::: DATASET RECORDS :::

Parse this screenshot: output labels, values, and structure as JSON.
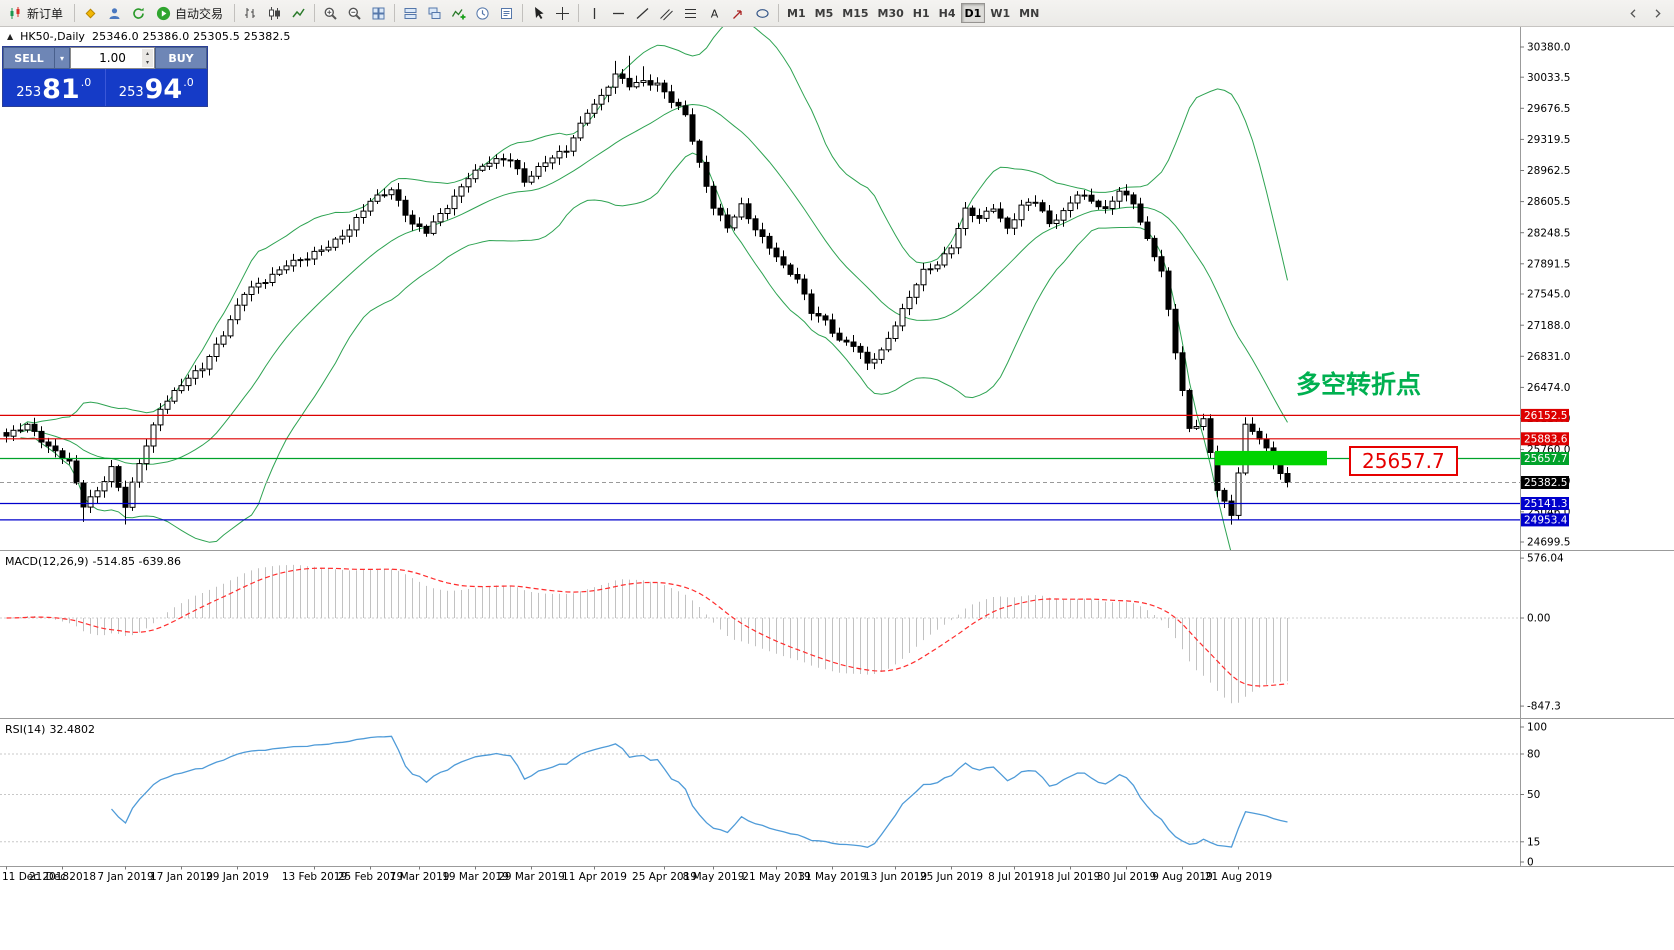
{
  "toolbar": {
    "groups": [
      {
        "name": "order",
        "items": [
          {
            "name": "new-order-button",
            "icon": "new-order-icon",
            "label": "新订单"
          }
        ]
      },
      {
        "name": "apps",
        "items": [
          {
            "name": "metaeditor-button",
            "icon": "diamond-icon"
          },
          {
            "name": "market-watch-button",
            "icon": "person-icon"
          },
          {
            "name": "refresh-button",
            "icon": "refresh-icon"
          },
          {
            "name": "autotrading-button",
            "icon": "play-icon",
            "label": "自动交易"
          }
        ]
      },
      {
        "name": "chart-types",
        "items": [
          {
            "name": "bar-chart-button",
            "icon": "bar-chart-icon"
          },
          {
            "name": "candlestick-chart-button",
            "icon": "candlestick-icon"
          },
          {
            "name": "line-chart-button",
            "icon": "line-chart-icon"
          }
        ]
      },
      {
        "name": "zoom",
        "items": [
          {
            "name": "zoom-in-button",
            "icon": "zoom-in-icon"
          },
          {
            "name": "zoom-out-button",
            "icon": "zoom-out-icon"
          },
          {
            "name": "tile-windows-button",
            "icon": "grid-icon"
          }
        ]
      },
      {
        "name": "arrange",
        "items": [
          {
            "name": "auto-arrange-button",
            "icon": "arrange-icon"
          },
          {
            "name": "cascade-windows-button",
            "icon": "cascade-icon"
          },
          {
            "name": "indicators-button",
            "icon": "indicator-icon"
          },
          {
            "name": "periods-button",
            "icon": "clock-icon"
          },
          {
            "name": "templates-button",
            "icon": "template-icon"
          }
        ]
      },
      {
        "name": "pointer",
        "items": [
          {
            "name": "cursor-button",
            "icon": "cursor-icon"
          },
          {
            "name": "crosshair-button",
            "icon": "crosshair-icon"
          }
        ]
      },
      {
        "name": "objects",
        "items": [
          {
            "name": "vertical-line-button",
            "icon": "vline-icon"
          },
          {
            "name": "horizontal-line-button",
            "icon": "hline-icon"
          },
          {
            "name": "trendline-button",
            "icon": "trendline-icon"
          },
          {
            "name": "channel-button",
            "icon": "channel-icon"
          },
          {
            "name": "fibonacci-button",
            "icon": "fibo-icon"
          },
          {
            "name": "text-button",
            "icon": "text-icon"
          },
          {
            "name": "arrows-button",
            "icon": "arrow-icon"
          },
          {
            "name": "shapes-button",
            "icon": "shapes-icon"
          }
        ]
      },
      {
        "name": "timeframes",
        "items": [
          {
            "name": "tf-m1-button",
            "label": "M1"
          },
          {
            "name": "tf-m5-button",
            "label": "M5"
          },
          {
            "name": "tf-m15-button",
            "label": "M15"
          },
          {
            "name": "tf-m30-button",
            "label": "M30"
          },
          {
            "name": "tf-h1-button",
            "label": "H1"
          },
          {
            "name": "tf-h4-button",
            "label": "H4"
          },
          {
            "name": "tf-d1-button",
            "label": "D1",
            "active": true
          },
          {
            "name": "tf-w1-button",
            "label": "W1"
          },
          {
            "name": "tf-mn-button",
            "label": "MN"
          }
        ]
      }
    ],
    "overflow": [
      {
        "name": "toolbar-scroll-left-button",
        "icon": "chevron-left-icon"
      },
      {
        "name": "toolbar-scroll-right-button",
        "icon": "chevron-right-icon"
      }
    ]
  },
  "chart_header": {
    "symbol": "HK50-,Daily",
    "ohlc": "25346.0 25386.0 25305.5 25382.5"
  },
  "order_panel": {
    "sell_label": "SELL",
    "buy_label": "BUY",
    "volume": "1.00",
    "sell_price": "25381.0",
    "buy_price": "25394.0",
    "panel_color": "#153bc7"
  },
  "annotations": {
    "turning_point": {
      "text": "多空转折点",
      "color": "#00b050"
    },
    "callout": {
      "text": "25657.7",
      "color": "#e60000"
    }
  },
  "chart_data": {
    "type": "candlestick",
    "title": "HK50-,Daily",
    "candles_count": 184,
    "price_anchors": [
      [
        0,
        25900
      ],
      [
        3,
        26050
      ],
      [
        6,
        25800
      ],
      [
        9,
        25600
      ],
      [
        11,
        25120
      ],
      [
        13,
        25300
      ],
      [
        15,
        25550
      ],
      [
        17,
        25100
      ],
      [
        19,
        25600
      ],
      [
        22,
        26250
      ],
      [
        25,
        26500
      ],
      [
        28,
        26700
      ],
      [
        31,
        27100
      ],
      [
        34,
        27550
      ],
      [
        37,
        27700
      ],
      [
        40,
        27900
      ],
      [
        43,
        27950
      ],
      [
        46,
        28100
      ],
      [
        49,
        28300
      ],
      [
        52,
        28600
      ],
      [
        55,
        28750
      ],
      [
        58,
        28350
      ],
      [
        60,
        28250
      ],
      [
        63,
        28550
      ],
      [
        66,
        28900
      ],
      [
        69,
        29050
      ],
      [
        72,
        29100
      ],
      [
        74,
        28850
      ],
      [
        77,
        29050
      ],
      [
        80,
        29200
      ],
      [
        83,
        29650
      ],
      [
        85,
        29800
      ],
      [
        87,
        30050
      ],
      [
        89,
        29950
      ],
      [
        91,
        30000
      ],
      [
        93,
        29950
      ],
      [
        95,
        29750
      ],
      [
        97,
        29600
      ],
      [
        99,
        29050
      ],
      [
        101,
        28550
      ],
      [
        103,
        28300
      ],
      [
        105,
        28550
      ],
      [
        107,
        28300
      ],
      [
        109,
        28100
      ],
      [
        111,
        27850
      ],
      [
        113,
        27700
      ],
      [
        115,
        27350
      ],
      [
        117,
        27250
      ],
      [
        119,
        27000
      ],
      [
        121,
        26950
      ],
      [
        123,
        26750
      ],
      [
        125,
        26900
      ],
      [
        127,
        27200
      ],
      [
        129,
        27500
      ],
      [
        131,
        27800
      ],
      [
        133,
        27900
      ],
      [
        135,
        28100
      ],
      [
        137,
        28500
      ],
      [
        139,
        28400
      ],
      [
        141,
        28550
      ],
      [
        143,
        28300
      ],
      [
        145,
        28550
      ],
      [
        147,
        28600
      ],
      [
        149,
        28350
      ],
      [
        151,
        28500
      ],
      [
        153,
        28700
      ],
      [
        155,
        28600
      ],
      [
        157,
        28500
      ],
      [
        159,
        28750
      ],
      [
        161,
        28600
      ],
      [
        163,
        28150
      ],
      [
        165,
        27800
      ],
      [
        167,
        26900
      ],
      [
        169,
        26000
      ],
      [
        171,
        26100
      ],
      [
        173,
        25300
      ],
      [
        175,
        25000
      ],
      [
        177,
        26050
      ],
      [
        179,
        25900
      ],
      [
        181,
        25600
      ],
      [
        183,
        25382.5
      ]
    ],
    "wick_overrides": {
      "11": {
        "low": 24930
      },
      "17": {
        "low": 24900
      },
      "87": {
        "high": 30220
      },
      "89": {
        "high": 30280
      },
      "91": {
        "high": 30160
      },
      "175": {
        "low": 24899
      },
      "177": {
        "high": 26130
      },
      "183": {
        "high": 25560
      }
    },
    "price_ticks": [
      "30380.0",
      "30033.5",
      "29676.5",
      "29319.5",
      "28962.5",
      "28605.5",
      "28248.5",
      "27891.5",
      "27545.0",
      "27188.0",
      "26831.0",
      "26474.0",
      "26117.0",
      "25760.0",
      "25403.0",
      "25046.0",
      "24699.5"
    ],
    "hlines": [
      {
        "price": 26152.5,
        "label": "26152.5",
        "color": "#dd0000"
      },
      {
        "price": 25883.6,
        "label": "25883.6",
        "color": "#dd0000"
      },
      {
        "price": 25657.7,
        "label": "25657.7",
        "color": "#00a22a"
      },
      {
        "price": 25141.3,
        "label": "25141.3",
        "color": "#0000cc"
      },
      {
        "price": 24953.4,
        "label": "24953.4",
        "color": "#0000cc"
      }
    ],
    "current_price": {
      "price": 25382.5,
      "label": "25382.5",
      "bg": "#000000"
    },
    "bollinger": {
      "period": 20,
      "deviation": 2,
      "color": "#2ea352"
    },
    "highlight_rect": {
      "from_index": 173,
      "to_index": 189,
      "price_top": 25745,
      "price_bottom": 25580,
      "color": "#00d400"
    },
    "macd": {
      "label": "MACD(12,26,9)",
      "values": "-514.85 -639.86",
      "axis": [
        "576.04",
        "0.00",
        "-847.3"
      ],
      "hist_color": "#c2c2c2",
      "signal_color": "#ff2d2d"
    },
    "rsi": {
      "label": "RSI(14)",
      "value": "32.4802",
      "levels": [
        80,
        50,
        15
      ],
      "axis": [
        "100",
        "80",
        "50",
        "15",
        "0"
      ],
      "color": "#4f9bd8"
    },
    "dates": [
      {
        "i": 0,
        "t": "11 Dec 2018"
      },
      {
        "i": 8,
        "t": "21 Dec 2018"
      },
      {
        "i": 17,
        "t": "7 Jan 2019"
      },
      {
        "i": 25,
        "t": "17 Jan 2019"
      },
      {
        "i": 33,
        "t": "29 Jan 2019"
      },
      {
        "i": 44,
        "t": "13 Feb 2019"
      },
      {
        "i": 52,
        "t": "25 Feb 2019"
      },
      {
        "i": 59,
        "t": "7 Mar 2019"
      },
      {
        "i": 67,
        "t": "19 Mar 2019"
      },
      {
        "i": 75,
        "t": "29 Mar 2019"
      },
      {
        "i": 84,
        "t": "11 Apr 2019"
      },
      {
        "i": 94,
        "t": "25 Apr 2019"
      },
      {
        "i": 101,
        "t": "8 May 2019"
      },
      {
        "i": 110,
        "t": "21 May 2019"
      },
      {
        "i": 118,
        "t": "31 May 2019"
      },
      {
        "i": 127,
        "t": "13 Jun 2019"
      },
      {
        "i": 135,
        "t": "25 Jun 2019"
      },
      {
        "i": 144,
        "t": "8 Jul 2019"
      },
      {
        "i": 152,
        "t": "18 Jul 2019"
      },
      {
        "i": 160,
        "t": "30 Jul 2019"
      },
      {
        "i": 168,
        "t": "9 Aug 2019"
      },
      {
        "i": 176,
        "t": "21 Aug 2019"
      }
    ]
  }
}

:::

# INSTRUCTION
Search the material above for "shapes". Pull out each line where it shows up.

# WORKED ANSWER
            "name": "shapes-button",
            "icon": "shapes-icon"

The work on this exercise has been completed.